**What you should do**:
Return the complete listing that follows, with each line reproduced exactly.

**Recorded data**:
..........

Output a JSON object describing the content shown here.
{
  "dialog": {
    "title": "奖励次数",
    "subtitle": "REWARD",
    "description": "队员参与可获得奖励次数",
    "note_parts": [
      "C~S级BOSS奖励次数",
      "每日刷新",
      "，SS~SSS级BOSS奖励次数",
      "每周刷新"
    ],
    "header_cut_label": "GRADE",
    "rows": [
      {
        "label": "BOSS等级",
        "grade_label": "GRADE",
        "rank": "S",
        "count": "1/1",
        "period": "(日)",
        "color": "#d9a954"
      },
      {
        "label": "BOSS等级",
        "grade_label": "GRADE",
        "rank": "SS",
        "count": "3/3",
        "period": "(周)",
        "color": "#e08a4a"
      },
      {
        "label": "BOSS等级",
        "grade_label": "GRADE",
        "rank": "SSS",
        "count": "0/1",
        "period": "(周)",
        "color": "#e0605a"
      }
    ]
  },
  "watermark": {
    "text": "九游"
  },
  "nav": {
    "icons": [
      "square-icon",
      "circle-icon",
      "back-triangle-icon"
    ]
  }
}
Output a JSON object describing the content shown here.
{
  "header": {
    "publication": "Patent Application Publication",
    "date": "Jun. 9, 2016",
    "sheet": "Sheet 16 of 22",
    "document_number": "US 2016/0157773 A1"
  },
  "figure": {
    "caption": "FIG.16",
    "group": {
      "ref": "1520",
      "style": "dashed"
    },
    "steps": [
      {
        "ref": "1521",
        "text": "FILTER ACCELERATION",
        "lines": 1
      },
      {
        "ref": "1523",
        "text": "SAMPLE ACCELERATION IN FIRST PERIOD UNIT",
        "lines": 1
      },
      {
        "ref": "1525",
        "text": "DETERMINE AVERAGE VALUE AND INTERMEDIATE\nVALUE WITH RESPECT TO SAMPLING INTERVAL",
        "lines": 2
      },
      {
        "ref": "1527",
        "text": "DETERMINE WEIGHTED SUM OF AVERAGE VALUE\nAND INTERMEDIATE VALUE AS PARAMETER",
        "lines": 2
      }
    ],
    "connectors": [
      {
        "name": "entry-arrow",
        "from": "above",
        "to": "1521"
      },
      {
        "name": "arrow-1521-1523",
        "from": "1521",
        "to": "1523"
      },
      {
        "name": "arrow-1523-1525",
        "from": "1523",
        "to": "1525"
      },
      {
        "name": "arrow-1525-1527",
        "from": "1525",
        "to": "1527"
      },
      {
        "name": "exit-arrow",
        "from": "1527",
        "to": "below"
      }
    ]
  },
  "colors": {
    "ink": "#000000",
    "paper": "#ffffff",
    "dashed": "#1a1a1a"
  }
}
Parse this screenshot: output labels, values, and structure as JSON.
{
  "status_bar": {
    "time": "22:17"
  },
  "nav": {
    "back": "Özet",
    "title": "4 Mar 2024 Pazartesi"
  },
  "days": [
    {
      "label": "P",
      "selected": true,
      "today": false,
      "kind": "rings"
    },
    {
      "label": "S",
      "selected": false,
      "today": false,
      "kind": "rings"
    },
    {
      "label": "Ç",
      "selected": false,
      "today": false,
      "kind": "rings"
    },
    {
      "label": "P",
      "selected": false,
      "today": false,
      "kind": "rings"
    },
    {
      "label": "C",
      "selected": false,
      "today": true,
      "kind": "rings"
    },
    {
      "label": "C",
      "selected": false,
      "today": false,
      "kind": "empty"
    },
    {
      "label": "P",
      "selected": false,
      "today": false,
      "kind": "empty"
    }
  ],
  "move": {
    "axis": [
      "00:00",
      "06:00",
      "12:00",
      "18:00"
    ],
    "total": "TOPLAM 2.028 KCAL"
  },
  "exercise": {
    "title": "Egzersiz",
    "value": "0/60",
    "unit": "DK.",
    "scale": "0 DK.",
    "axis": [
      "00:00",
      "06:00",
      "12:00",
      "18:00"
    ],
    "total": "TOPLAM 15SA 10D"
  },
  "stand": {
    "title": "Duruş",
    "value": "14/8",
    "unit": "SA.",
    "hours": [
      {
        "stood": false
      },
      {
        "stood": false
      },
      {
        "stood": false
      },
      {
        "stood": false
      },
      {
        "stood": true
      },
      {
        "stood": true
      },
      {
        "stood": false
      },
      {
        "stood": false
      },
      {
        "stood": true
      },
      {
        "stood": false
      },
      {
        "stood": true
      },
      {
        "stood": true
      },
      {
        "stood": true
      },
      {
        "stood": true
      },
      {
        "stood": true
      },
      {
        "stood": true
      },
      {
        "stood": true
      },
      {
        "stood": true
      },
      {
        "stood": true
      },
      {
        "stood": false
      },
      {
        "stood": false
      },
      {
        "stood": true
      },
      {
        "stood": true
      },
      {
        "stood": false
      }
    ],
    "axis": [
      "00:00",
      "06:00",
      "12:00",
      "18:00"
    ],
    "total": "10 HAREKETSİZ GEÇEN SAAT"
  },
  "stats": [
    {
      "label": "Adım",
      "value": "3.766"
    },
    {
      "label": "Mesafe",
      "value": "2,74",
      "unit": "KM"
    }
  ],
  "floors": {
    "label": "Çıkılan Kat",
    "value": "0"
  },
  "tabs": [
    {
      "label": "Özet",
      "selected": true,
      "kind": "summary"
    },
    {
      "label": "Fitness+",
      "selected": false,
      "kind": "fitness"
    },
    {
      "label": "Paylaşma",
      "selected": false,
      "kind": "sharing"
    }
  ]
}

..........

**Full output**:
Output a JSON object describing the content shown here.
{
  "dialog": {
    "title": "奖励次数",
    "subtitle": "REWARD",
    "description": "队员参与可获得奖励次数",
    "note_parts": [
      "C~S级BOSS奖励次数",
      "每日刷新",
      "，SS~SSS级BOSS奖励次数",
      "每周刷新"
    ],
    "header_cut_label": "GRADE",
    "rows": [
      {
        "label": "BOSS等级",
        "grade_label": "GRADE",
        "rank": "S",
        "count": "1/1",
        "period": "(日)",
        "color": "#d9a954"
      },
      {
        "label": "BOSS等级",
        "grade_label": "GRADE",
        "rank": "SS",
        "count": "3/3",
        "period": "(周)",
        "color": "#e08a4a"
      },
      {
        "label": "BOSS等级",
        "grade_label": "GRADE",
        "rank": "SSS",
        "count": "0/1",
        "period": "(周)",
        "color": "#e0605a"
      }
    ]
  },
  "watermark": {
    "text": "九游"
  },
  "nav": {
    "icons": [
      "square-icon",
      "circle-icon",
      "back-triangle-icon"
    ]
  }
}
Output a JSON object describing the content shown here.
{
  "header": {
    "publication": "Patent Application Publication",
    "date": "Jun. 9, 2016",
    "sheet": "Sheet 16 of 22",
    "document_number": "US 2016/0157773 A1"
  },
  "figure": {
    "caption": "FIG.16",
    "group": {
      "ref": "1520",
      "style": "dashed"
    },
    "steps": [
      {
        "ref": "1521",
        "text": "FILTER ACCELERATION",
        "lines": 1
      },
      {
        "ref": "1523",
        "text": "SAMPLE ACCELERATION IN FIRST PERIOD UNIT",
        "lines": 1
      },
      {
        "ref": "1525",
        "text": "DETERMINE AVERAGE VALUE AND INTERMEDIATE\nVALUE WITH RESPECT TO SAMPLING INTERVAL",
        "lines": 2
      },
      {
        "ref": "1527",
        "text": "DETERMINE WEIGHTED SUM OF AVERAGE VALUE\nAND INTERMEDIATE VALUE AS PARAMETER",
        "lines": 2
      }
    ],
    "connectors": [
      {
        "name": "entry-arrow",
        "from": "above",
        "to": "1521"
      },
      {
        "name": "arrow-1521-1523",
        "from": "1521",
        "to": "1523"
      },
      {
        "name": "arrow-1523-1525",
        "from": "1523",
        "to": "1525"
      },
      {
        "name": "arrow-1525-1527",
        "from": "1525",
        "to": "1527"
      },
      {
        "name": "exit-arrow",
        "from": "1527",
        "to": "below"
      }
    ]
  },
  "colors": {
    "ink": "#000000",
    "paper": "#ffffff",
    "dashed": "#1a1a1a"
  }
}
Parse this screenshot: output labels, values, and structure as JSON.
{
  "status_bar": {
    "time": "22:17"
  },
  "nav": {
    "back": "Özet",
    "title": "4 Mar 2024 Pazartesi"
  },
  "days": [
    {
      "label": "P",
      "selected": true,
      "today": false,
      "kind": "rings"
    },
    {
      "label": "S",
      "selected": false,
      "today": false,
      "kind": "rings"
    },
    {
      "label": "Ç",
      "selected": false,
      "today": false,
      "kind": "rings"
    },
    {
      "label": "P",
      "selected": false,
      "today": false,
      "kind": "rings"
    },
    {
      "label": "C",
      "selected": false,
      "today": true,
      "kind": "rings"
    },
    {
      "label": "C",
      "selected": false,
      "today": false,
      "kind": "empty"
    },
    {
      "label": "P",
      "selected": false,
      "today": false,
      "kind": "empty"
    }
  ],
  "move": {
    "axis": [
      "00:00",
      "06:00",
      "12:00",
      "18:00"
    ],
    "total": "TOPLAM 2.028 KCAL"
  },
  "exercise": {
    "title": "Egzersiz",
    "value": "0/60",
    "unit": "DK.",
    "scale": "0 DK.",
    "axis": [
      "00:00",
      "06:00",
      "12:00",
      "18:00"
    ],
    "total": "TOPLAM 15SA 10D"
  },
  "stand": {
    "title": "Duruş",
    "value": "14/8",
    "unit": "SA.",
    "hours": [
      {
        "stood": false
      },
      {
        "stood": false
      },
      {
        "stood": false
      },
      {
        "stood": false
      },
      {
        "stood": true
      },
      {
        "stood": true
      },
      {
        "stood": false
      },
      {
        "stood": false
      },
      {
        "stood": true
      },
      {
        "stood": false
      },
      {
        "stood": true
      },
      {
        "stood": true
      },
      {
        "stood": true
      },
      {
        "stood": true
      },
      {
        "stood": true
      },
      {
        "stood": true
      },
      {
        "stood": true
      },
      {
        "stood": true
      },
      {
        "stood": true
      },
      {
        "stood": false
      },
      {
        "stood": false
      },
      {
        "stood": true
      },
      {
        "stood": true
      },
      {
        "stood": false
      }
    ],
    "axis": [
      "00:00",
      "06:00",
      "12:00",
      "18:00"
    ],
    "total": "10 HAREKETSİZ GEÇEN SAAT"
  },
  "stats": [
    {
      "label": "Adım",
      "value": "3.766"
    },
    {
      "label": "Mesafe",
      "value": "2,74",
      "unit": "KM"
    }
  ],
  "floors": {
    "label": "Çıkılan Kat",
    "value": "0"
  },
  "tabs": [
    {
      "label": "Özet",
      "selected": true,
      "kind": "summary"
    },
    {
      "label": "Fitness+",
      "selected": false,
      "kind": "fitness"
    },
    {
      "label": "Paylaşma",
      "selected": false,
      "kind": "sharing"
    }
  ]
}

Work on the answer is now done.